◆ **Given problem**
Read the lines that follow and pick out every one containing the word "rate".

==================================================

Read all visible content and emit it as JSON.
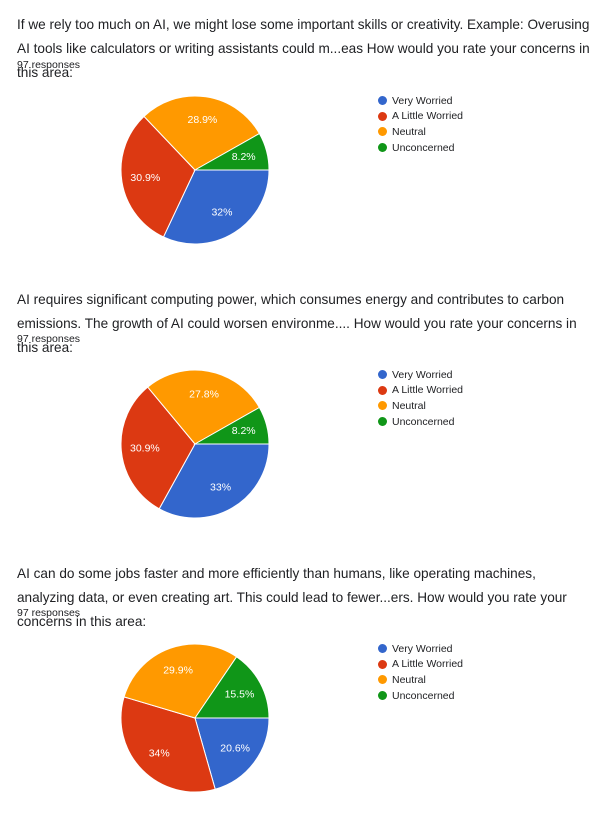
{
  "legend_labels": [
    "Very Worried",
    "A Little Worried",
    "Neutral",
    "Unconcerned"
  ],
  "colors": {
    "very_worried": "#3366cc",
    "a_little_worried": "#dc3912",
    "neutral": "#ff9900",
    "unconcerned": "#109618"
  },
  "questions": [
    {
      "title": "If we rely too much on AI, we might lose some important skills or creativity.  Example:  Overusing AI tools like calculators or writing assistants could m...eas  How would you rate your concerns in this area:",
      "responses": "97 responses"
    },
    {
      "title": "AI requires significant computing power, which consumes energy and contributes to carbon emissions. The growth of AI could worsen environme....  How would you rate your concerns in this area:",
      "responses": "97 responses"
    },
    {
      "title": "AI can do some jobs faster and more efficiently than humans, like operating machines, analyzing data, or even creating art. This could lead to fewer...ers.  How would you rate your concerns in this area:",
      "responses": "97 responses"
    }
  ],
  "chart_data": [
    {
      "type": "pie",
      "categories": [
        "Very Worried",
        "A Little Worried",
        "Neutral",
        "Unconcerned"
      ],
      "values": [
        32,
        30.9,
        28.9,
        8.2
      ],
      "value_labels": [
        "32%",
        "30.9%",
        "28.9%",
        "8.2%"
      ],
      "legend": "right"
    },
    {
      "type": "pie",
      "categories": [
        "Very Worried",
        "A Little Worried",
        "Neutral",
        "Unconcerned"
      ],
      "values": [
        33,
        30.9,
        27.8,
        8.2
      ],
      "value_labels": [
        "33%",
        "30.9%",
        "27.8%",
        "8.2%"
      ],
      "legend": "right"
    },
    {
      "type": "pie",
      "categories": [
        "Very Worried",
        "A Little Worried",
        "Neutral",
        "Unconcerned"
      ],
      "values": [
        20.6,
        34,
        29.9,
        15.5
      ],
      "value_labels": [
        "20.6%",
        "34%",
        "29.9%",
        "15.5%"
      ],
      "legend": "right"
    }
  ]
}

==================================================

◆ **Solution below**
      "title": "If we rely too much on AI, we might lose some important skills or creativity.  Example:  Overusing AI tools like calculators or writing assistants could m...eas  How would you rate your concerns in this area:",
      "title": "AI requires significant computing power, which consumes energy and contributes to carbon emissions. The growth of AI could worsen environme....  How would you rate your concerns in this area:",
      "title": "AI can do some jobs faster and more efficiently than humans, like operating machines, analyzing data, or even creating art. This could lead to fewer...ers.  How would you rate your concerns in this area:",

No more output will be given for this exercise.